- What the task requires -
State how many lines of the listing below include the word "Teacher". Give only the number.

=== Information provided ===

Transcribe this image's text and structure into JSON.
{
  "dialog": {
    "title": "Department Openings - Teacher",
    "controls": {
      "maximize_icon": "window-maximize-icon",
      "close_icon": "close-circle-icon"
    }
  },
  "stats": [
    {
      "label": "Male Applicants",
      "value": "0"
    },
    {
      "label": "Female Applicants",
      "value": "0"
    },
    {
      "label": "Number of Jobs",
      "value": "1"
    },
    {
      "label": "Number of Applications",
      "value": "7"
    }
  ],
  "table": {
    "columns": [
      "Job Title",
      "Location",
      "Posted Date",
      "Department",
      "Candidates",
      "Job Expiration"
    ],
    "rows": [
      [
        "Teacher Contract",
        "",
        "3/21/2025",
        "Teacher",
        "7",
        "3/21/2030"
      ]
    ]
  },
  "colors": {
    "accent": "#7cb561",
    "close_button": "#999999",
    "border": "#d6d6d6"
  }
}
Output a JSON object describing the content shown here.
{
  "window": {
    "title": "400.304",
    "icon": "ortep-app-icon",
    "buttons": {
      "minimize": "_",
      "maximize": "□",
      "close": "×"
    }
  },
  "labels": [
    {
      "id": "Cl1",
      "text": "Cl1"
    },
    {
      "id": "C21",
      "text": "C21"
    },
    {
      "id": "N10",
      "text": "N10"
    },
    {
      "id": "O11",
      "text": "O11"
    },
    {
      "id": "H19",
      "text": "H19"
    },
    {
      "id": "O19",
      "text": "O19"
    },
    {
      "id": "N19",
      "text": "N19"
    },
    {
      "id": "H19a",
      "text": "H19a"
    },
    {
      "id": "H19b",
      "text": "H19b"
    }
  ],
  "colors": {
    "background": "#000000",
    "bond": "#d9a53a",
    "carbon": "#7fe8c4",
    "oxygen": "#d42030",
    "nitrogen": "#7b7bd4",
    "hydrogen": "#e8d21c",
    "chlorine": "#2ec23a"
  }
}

===

- Result -
3